§ MATERIAL FOR THIS EXERCISE
>>>
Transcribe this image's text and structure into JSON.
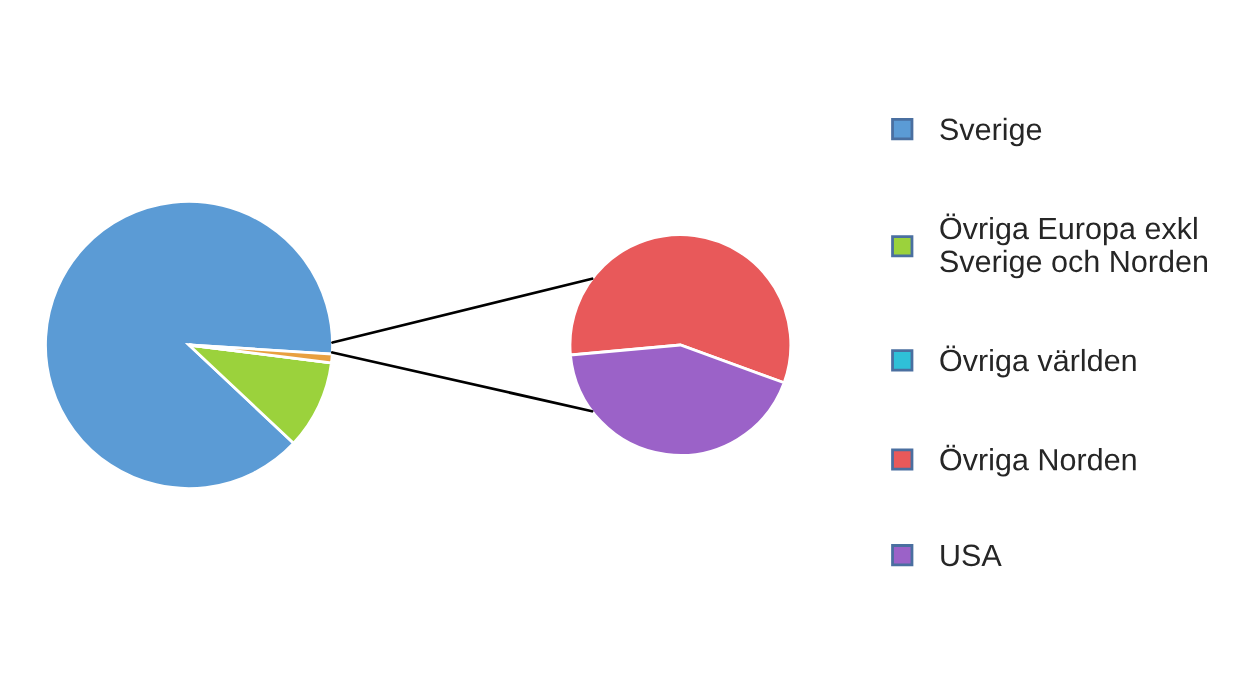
{
  "chart_data": [
    {
      "type": "pie",
      "categories": [
        "Sverige",
        "Övriga Europa exkl\nSverige och Norden",
        "Övriga världen",
        null
      ],
      "values": [
        89,
        10,
        0,
        1
      ],
      "colors": [
        "#5b9bd5",
        "#9bd23c",
        "#2fc0d8",
        "#e8a040"
      ],
      "legend": "right"
    },
    {
      "type": "pie",
      "categories": [
        "Övriga Norden",
        "USA"
      ],
      "values": [
        57,
        43
      ],
      "colors": [
        "#e8595a",
        "#9b62c8"
      ],
      "legend": "right"
    }
  ]
}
<<<
§ EXERCISE DETAILS
Repeat every record above exactly, but leave out any pictures.

§ IN RESPONSE
Transcribe this image's text and structure into JSON.
{
  "chart_data": [
    {
      "type": "pie",
      "categories": [
        "Sverige",
        "Övriga Europa exkl\nSverige och Norden",
        "Övriga världen",
        null
      ],
      "values": [
        89,
        10,
        0,
        1
      ],
      "colors": [
        "#5b9bd5",
        "#9bd23c",
        "#2fc0d8",
        "#e8a040"
      ],
      "legend": "right"
    },
    {
      "type": "pie",
      "categories": [
        "Övriga Norden",
        "USA"
      ],
      "values": [
        57,
        43
      ],
      "colors": [
        "#e8595a",
        "#9b62c8"
      ],
      "legend": "right"
    }
  ]
}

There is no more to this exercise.